Your goal: In the lines below, how many hold the word "value"? Answer only with the number.

Excerpt from a dataset:
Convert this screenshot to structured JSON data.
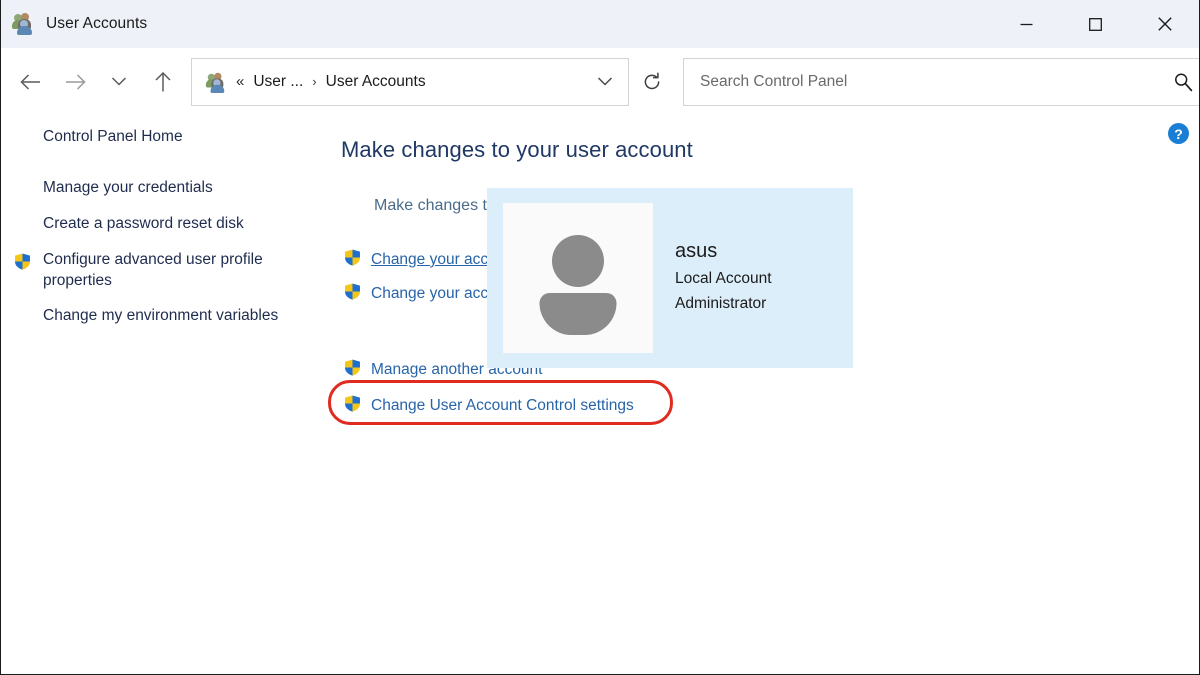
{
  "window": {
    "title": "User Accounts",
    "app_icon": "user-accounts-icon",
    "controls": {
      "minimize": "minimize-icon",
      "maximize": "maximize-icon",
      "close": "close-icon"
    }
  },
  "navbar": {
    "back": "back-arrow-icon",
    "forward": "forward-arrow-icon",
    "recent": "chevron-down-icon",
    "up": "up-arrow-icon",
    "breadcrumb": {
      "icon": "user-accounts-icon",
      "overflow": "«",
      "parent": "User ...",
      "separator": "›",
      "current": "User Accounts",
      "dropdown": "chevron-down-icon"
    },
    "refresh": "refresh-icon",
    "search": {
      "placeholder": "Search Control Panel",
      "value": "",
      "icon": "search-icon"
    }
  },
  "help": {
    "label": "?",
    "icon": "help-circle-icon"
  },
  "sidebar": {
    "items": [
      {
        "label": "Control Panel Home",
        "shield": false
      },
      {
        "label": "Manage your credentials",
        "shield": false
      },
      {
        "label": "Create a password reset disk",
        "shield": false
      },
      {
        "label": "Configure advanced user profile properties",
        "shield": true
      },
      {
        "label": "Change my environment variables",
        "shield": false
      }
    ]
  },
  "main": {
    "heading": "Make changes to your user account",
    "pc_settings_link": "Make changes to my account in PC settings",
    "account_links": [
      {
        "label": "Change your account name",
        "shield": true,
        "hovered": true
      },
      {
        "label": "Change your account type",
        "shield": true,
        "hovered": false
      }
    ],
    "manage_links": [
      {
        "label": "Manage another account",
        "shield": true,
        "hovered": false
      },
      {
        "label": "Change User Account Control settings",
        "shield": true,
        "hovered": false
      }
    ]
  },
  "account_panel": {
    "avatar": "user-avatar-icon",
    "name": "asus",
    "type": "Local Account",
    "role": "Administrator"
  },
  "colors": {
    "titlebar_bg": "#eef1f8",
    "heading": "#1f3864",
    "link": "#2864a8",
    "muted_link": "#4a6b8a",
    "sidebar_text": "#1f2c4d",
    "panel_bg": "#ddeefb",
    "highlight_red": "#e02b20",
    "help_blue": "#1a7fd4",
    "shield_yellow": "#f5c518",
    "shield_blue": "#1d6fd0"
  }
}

--

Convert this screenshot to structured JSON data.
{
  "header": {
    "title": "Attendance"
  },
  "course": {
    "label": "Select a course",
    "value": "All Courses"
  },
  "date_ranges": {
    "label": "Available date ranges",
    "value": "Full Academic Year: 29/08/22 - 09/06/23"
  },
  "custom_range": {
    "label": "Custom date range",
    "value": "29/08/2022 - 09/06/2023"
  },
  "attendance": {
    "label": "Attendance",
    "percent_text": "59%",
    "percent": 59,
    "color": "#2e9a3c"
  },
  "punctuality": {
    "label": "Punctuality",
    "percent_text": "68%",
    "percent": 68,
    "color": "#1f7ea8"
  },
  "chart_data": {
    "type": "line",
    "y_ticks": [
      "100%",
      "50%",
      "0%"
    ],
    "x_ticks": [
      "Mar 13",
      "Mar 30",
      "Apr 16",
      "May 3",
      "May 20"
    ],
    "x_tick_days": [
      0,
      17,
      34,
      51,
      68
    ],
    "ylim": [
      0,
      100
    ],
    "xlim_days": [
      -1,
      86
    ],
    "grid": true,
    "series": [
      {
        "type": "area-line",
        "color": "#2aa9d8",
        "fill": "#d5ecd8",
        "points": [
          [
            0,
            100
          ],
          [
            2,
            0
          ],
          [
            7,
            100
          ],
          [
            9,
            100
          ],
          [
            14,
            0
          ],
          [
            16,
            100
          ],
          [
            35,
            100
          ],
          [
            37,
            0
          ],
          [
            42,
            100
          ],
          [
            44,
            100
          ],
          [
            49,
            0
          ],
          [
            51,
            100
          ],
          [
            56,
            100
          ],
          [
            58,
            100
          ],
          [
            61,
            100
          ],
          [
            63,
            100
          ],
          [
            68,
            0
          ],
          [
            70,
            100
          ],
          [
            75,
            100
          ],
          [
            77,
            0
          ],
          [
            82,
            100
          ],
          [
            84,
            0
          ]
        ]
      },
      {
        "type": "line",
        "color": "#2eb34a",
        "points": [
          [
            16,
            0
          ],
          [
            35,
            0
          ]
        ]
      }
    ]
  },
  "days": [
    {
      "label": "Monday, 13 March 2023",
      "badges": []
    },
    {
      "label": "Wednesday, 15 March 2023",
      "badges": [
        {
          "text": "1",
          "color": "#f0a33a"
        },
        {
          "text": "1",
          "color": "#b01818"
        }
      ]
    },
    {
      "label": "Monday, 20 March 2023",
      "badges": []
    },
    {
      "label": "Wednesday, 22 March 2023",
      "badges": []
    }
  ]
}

Solution below: 4